◆ Data records
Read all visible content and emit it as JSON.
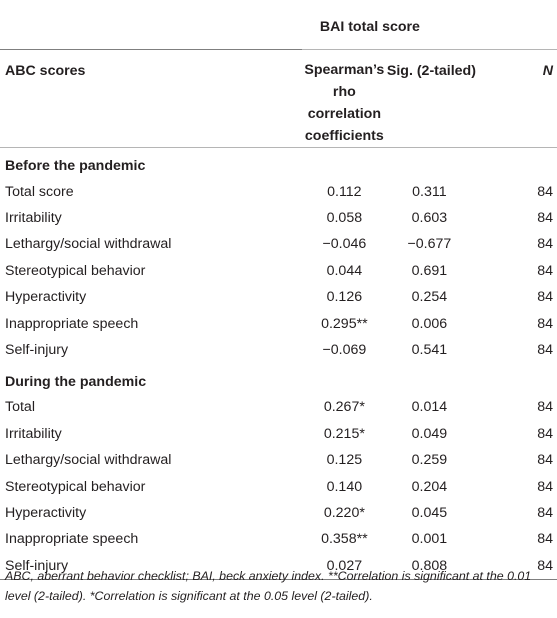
{
  "table": {
    "group_header": "BAI total score",
    "columns": [
      "ABC scores",
      "Spearman’s rho correlation coefficients",
      "Sig. (2-tailed)",
      "N"
    ],
    "sections": [
      {
        "title": "Before the pandemic",
        "rows": [
          {
            "label": "Total score",
            "rho": "0.112",
            "sig": "0.311",
            "n": "84"
          },
          {
            "label": "Irritability",
            "rho": "0.058",
            "sig": "0.603",
            "n": "84"
          },
          {
            "label": "Lethargy/social withdrawal",
            "rho": "−0.046",
            "sig": "−0.677",
            "n": "84"
          },
          {
            "label": "Stereotypical behavior",
            "rho": "0.044",
            "sig": "0.691",
            "n": "84"
          },
          {
            "label": "Hyperactivity",
            "rho": "0.126",
            "sig": "0.254",
            "n": "84"
          },
          {
            "label": "Inappropriate speech",
            "rho": "0.295**",
            "sig": "0.006",
            "n": "84"
          },
          {
            "label": "Self-injury",
            "rho": "−0.069",
            "sig": "0.541",
            "n": "84"
          }
        ]
      },
      {
        "title": "During the pandemic",
        "rows": [
          {
            "label": "Total",
            "rho": "0.267*",
            "sig": "0.014",
            "n": "84"
          },
          {
            "label": "Irritability",
            "rho": "0.215*",
            "sig": "0.049",
            "n": "84"
          },
          {
            "label": "Lethargy/social withdrawal",
            "rho": "0.125",
            "sig": "0.259",
            "n": "84"
          },
          {
            "label": "Stereotypical behavior",
            "rho": "0.140",
            "sig": "0.204",
            "n": "84"
          },
          {
            "label": "Hyperactivity",
            "rho": "0.220*",
            "sig": "0.045",
            "n": "84"
          },
          {
            "label": "Inappropriate speech",
            "rho": "0.358**",
            "sig": "0.001",
            "n": "84"
          },
          {
            "label": "Self-injury",
            "rho": "0.027",
            "sig": "0.808",
            "n": "84"
          }
        ]
      }
    ]
  },
  "footnote": "ABC, aberrant behavior checklist; BAI, beck anxiety index. **Correlation is significant at the 0.01 level (2-tailed). *Correlation is significant at the 0.05 level (2-tailed)."
}
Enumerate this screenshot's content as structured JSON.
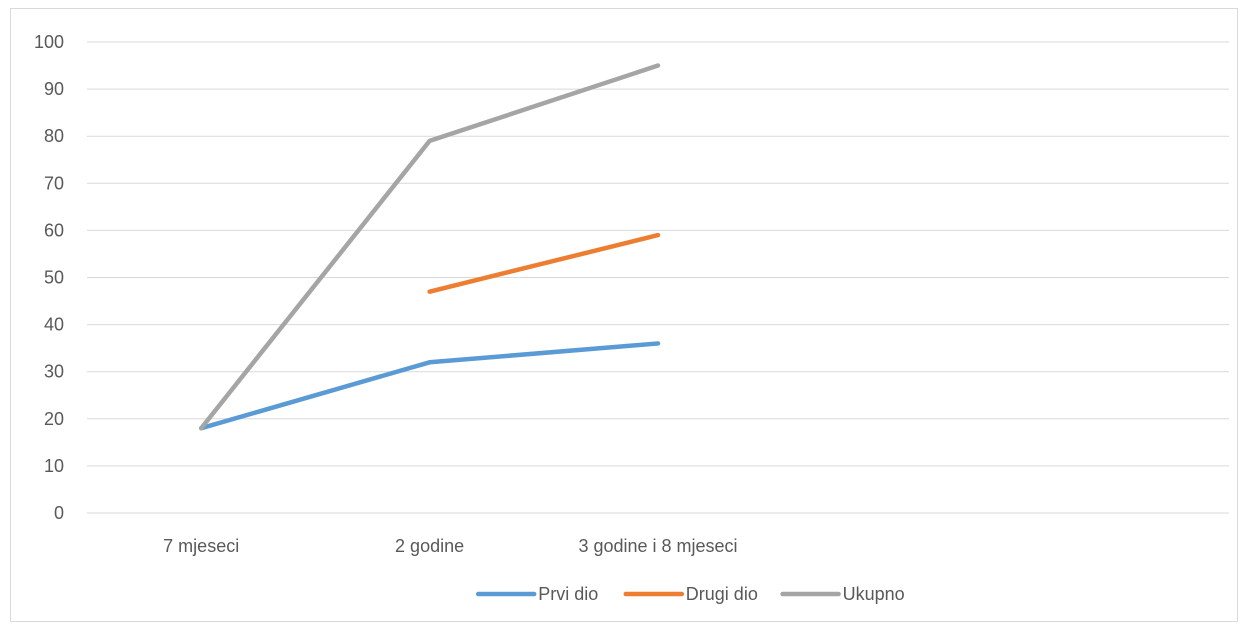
{
  "chart_data": {
    "type": "line",
    "categories": [
      "7 mjeseci",
      "2 godine",
      "3 godine i 8 mjeseci",
      "",
      ""
    ],
    "series": [
      {
        "name": "Prvi dio",
        "color": "#5b9bd5",
        "values": [
          18,
          32,
          36,
          null,
          null
        ]
      },
      {
        "name": "Drugi dio",
        "color": "#ed7d31",
        "values": [
          null,
          47,
          59,
          null,
          null
        ]
      },
      {
        "name": "Ukupno",
        "color": "#a5a5a5",
        "values": [
          18,
          79,
          95,
          null,
          null
        ]
      }
    ],
    "ylim": [
      0,
      100
    ],
    "yticks": [
      0,
      10,
      20,
      30,
      40,
      50,
      60,
      70,
      80,
      90,
      100
    ],
    "grid": true,
    "legend_position": "bottom"
  }
}
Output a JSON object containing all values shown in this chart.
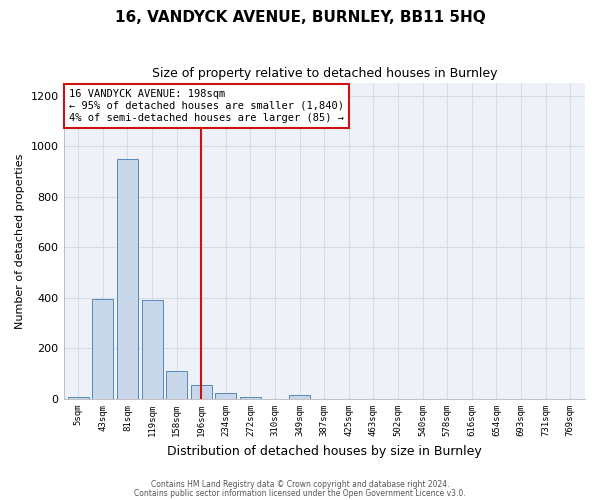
{
  "title": "16, VANDYCK AVENUE, BURNLEY, BB11 5HQ",
  "subtitle": "Size of property relative to detached houses in Burnley",
  "xlabel": "Distribution of detached houses by size in Burnley",
  "ylabel": "Number of detached properties",
  "bin_labels": [
    "5sqm",
    "43sqm",
    "81sqm",
    "119sqm",
    "158sqm",
    "196sqm",
    "234sqm",
    "272sqm",
    "310sqm",
    "349sqm",
    "387sqm",
    "425sqm",
    "463sqm",
    "502sqm",
    "540sqm",
    "578sqm",
    "616sqm",
    "654sqm",
    "693sqm",
    "731sqm",
    "769sqm"
  ],
  "bar_heights": [
    10,
    395,
    950,
    390,
    110,
    55,
    25,
    10,
    0,
    15,
    0,
    0,
    0,
    0,
    0,
    0,
    0,
    0,
    0,
    0,
    0
  ],
  "bar_color": "#c8d8ea",
  "bar_edge_color": "#5588bb",
  "vline_color": "#cc1111",
  "annotation_text": "16 VANDYCK AVENUE: 198sqm\n← 95% of detached houses are smaller (1,840)\n4% of semi-detached houses are larger (85) →",
  "annotation_box_color": "#ffffff",
  "annotation_box_edge": "#cc1111",
  "ylim": [
    0,
    1250
  ],
  "yticks": [
    0,
    200,
    400,
    600,
    800,
    1000,
    1200
  ],
  "footer_line1": "Contains HM Land Registry data © Crown copyright and database right 2024.",
  "footer_line2": "Contains public sector information licensed under the Open Government Licence v3.0.",
  "grid_color": "#d4dce8",
  "background_color": "#eef2f8",
  "fig_background": "#ffffff"
}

◆ TO DO
Reproduce the records above exactly, leaving out every picture they contain.

◆ ANSWER FOR THIS EXERCISE
Read all visible content and emit it as JSON.
{
  "table": {
    "group_header": "BAI total score",
    "columns": [
      "ABC scores",
      "Spearman’s rho correlation coefficients",
      "Sig. (2-tailed)",
      "N"
    ],
    "sections": [
      {
        "title": "Before the pandemic",
        "rows": [
          {
            "label": "Total score",
            "rho": "0.112",
            "sig": "0.311",
            "n": "84"
          },
          {
            "label": "Irritability",
            "rho": "0.058",
            "sig": "0.603",
            "n": "84"
          },
          {
            "label": "Lethargy/social withdrawal",
            "rho": "−0.046",
            "sig": "−0.677",
            "n": "84"
          },
          {
            "label": "Stereotypical behavior",
            "rho": "0.044",
            "sig": "0.691",
            "n": "84"
          },
          {
            "label": "Hyperactivity",
            "rho": "0.126",
            "sig": "0.254",
            "n": "84"
          },
          {
            "label": "Inappropriate speech",
            "rho": "0.295**",
            "sig": "0.006",
            "n": "84"
          },
          {
            "label": "Self-injury",
            "rho": "−0.069",
            "sig": "0.541",
            "n": "84"
          }
        ]
      },
      {
        "title": "During the pandemic",
        "rows": [
          {
            "label": "Total",
            "rho": "0.267*",
            "sig": "0.014",
            "n": "84"
          },
          {
            "label": "Irritability",
            "rho": "0.215*",
            "sig": "0.049",
            "n": "84"
          },
          {
            "label": "Lethargy/social withdrawal",
            "rho": "0.125",
            "sig": "0.259",
            "n": "84"
          },
          {
            "label": "Stereotypical behavior",
            "rho": "0.140",
            "sig": "0.204",
            "n": "84"
          },
          {
            "label": "Hyperactivity",
            "rho": "0.220*",
            "sig": "0.045",
            "n": "84"
          },
          {
            "label": "Inappropriate speech",
            "rho": "0.358**",
            "sig": "0.001",
            "n": "84"
          },
          {
            "label": "Self-injury",
            "rho": "0.027",
            "sig": "0.808",
            "n": "84"
          }
        ]
      }
    ]
  },
  "footnote": "ABC, aberrant behavior checklist; BAI, beck anxiety index. **Correlation is significant at the 0.01 level (2-tailed). *Correlation is significant at the 0.05 level (2-tailed)."
}
Enumerate this screenshot's content as structured JSON.
{
  "chart_data": {
    "type": "line",
    "categories": [
      "7 mjeseci",
      "2 godine",
      "3 godine i 8 mjeseci",
      "",
      ""
    ],
    "series": [
      {
        "name": "Prvi dio",
        "color": "#5b9bd5",
        "values": [
          18,
          32,
          36,
          null,
          null
        ]
      },
      {
        "name": "Drugi dio",
        "color": "#ed7d31",
        "values": [
          null,
          47,
          59,
          null,
          null
        ]
      },
      {
        "name": "Ukupno",
        "color": "#a5a5a5",
        "values": [
          18,
          79,
          95,
          null,
          null
        ]
      }
    ],
    "ylim": [
      0,
      100
    ],
    "yticks": [
      0,
      10,
      20,
      30,
      40,
      50,
      60,
      70,
      80,
      90,
      100
    ],
    "grid": true,
    "legend_position": "bottom"
  }
}
Output a JSON object containing all values shown in this chart.
{
  "title": "16, VANDYCK AVENUE, BURNLEY, BB11 5HQ",
  "subtitle": "Size of property relative to detached houses in Burnley",
  "xlabel": "Distribution of detached houses by size in Burnley",
  "ylabel": "Number of detached properties",
  "bin_labels": [
    "5sqm",
    "43sqm",
    "81sqm",
    "119sqm",
    "158sqm",
    "196sqm",
    "234sqm",
    "272sqm",
    "310sqm",
    "349sqm",
    "387sqm",
    "425sqm",
    "463sqm",
    "502sqm",
    "540sqm",
    "578sqm",
    "616sqm",
    "654sqm",
    "693sqm",
    "731sqm",
    "769sqm"
  ],
  "bar_heights": [
    10,
    395,
    950,
    390,
    110,
    55,
    25,
    10,
    0,
    15,
    0,
    0,
    0,
    0,
    0,
    0,
    0,
    0,
    0,
    0,
    0
  ],
  "bar_color": "#c8d8ea",
  "bar_edge_color": "#5588bb",
  "vline_color": "#cc1111",
  "annotation_text": "16 VANDYCK AVENUE: 198sqm\n← 95% of detached houses are smaller (1,840)\n4% of semi-detached houses are larger (85) →",
  "annotation_box_color": "#ffffff",
  "annotation_box_edge": "#cc1111",
  "ylim": [
    0,
    1250
  ],
  "yticks": [
    0,
    200,
    400,
    600,
    800,
    1000,
    1200
  ],
  "footer_line1": "Contains HM Land Registry data © Crown copyright and database right 2024.",
  "footer_line2": "Contains public sector information licensed under the Open Government Licence v3.0.",
  "grid_color": "#d4dce8",
  "background_color": "#eef2f8",
  "fig_background": "#ffffff"
}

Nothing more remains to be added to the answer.